Restate the records that follow word for word; no pictures should appear.
[Begin MATERIAL PROVIDED]
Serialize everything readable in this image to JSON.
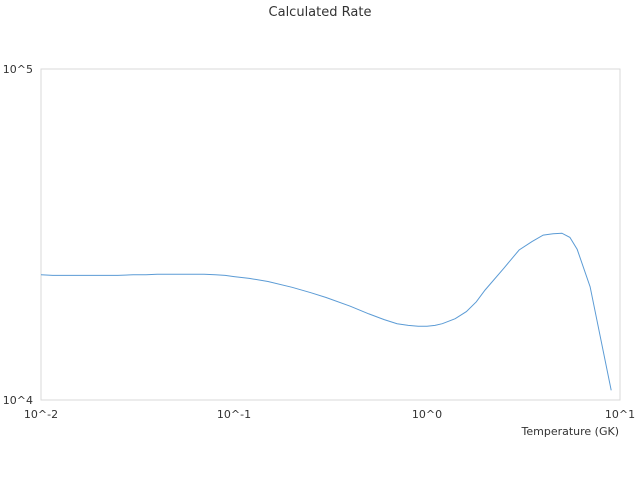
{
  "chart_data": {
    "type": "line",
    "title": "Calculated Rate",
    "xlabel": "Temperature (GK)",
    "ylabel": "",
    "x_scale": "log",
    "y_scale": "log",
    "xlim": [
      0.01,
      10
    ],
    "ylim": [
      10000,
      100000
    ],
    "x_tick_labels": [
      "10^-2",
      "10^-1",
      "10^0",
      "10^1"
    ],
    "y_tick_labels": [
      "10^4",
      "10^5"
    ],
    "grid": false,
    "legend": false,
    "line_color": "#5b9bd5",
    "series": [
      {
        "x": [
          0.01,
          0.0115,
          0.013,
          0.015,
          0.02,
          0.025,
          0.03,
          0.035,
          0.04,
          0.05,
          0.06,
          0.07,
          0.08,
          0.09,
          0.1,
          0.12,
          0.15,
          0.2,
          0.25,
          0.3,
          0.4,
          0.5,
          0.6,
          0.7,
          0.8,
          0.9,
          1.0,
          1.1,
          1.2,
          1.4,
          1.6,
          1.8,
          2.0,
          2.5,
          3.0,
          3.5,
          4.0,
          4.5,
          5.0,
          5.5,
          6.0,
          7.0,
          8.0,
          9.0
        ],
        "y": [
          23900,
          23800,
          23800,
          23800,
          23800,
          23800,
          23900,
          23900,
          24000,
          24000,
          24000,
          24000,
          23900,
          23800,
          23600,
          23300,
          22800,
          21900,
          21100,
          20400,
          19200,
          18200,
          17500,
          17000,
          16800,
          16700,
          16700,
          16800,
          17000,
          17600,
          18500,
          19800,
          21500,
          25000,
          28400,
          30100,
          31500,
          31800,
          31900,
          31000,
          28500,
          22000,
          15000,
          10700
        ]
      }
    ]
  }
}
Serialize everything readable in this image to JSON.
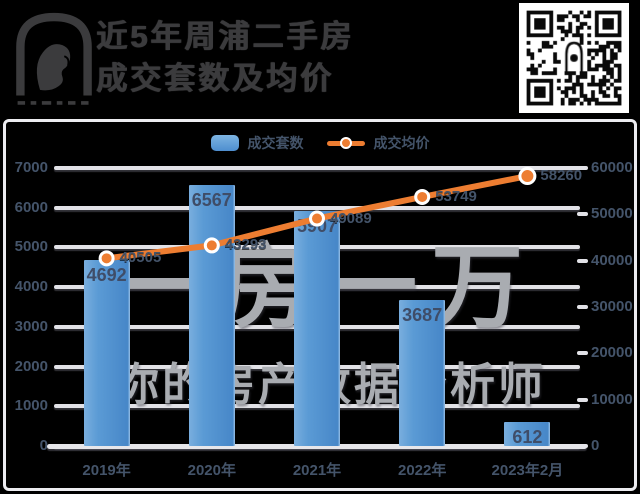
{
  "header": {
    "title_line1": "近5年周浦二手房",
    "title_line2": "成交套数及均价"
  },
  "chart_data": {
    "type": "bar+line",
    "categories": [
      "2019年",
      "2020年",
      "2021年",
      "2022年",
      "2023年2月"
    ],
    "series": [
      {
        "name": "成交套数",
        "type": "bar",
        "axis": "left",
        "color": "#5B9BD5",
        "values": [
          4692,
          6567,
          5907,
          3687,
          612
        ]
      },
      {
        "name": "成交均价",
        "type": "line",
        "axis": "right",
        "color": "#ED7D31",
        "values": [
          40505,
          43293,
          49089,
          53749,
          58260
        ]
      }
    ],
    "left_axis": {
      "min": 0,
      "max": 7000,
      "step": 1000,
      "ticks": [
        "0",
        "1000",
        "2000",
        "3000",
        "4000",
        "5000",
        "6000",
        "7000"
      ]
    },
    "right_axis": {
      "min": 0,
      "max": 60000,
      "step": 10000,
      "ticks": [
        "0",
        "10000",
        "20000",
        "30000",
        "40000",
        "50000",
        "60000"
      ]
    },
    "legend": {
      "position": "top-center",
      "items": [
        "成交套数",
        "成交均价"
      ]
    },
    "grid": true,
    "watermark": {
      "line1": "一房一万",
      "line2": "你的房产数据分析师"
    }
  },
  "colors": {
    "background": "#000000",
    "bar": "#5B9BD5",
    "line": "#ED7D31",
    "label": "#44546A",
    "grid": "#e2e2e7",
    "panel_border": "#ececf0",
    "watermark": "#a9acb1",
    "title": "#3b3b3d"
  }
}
[End MATERIAL PROVIDED]
# ANSWER TO THE EXERCISE
Serialize everything readable in this image to JSON.
{
  "chart_data": {
    "type": "line",
    "title": "Calculated Rate",
    "xlabel": "Temperature (GK)",
    "ylabel": "",
    "x_scale": "log",
    "y_scale": "log",
    "xlim": [
      0.01,
      10
    ],
    "ylim": [
      10000,
      100000
    ],
    "x_tick_labels": [
      "10^-2",
      "10^-1",
      "10^0",
      "10^1"
    ],
    "y_tick_labels": [
      "10^4",
      "10^5"
    ],
    "grid": false,
    "legend": false,
    "line_color": "#5b9bd5",
    "series": [
      {
        "x": [
          0.01,
          0.0115,
          0.013,
          0.015,
          0.02,
          0.025,
          0.03,
          0.035,
          0.04,
          0.05,
          0.06,
          0.07,
          0.08,
          0.09,
          0.1,
          0.12,
          0.15,
          0.2,
          0.25,
          0.3,
          0.4,
          0.5,
          0.6,
          0.7,
          0.8,
          0.9,
          1.0,
          1.1,
          1.2,
          1.4,
          1.6,
          1.8,
          2.0,
          2.5,
          3.0,
          3.5,
          4.0,
          4.5,
          5.0,
          5.5,
          6.0,
          7.0,
          8.0,
          9.0
        ],
        "y": [
          23900,
          23800,
          23800,
          23800,
          23800,
          23800,
          23900,
          23900,
          24000,
          24000,
          24000,
          24000,
          23900,
          23800,
          23600,
          23300,
          22800,
          21900,
          21100,
          20400,
          19200,
          18200,
          17500,
          17000,
          16800,
          16700,
          16700,
          16800,
          17000,
          17600,
          18500,
          19800,
          21500,
          25000,
          28400,
          30100,
          31500,
          31800,
          31900,
          31000,
          28500,
          22000,
          15000,
          10700
        ]
      }
    ]
  }
}
Serialize everything readable in this image to JSON.
{
  "header": {
    "title_line1": "近5年周浦二手房",
    "title_line2": "成交套数及均价"
  },
  "chart_data": {
    "type": "bar+line",
    "categories": [
      "2019年",
      "2020年",
      "2021年",
      "2022年",
      "2023年2月"
    ],
    "series": [
      {
        "name": "成交套数",
        "type": "bar",
        "axis": "left",
        "color": "#5B9BD5",
        "values": [
          4692,
          6567,
          5907,
          3687,
          612
        ]
      },
      {
        "name": "成交均价",
        "type": "line",
        "axis": "right",
        "color": "#ED7D31",
        "values": [
          40505,
          43293,
          49089,
          53749,
          58260
        ]
      }
    ],
    "left_axis": {
      "min": 0,
      "max": 7000,
      "step": 1000,
      "ticks": [
        "0",
        "1000",
        "2000",
        "3000",
        "4000",
        "5000",
        "6000",
        "7000"
      ]
    },
    "right_axis": {
      "min": 0,
      "max": 60000,
      "step": 10000,
      "ticks": [
        "0",
        "10000",
        "20000",
        "30000",
        "40000",
        "50000",
        "60000"
      ]
    },
    "legend": {
      "position": "top-center",
      "items": [
        "成交套数",
        "成交均价"
      ]
    },
    "grid": true,
    "watermark": {
      "line1": "一房一万",
      "line2": "你的房产数据分析师"
    }
  },
  "colors": {
    "background": "#000000",
    "bar": "#5B9BD5",
    "line": "#ED7D31",
    "label": "#44546A",
    "grid": "#e2e2e7",
    "panel_border": "#ececf0",
    "watermark": "#a9acb1",
    "title": "#3b3b3d"
  }
}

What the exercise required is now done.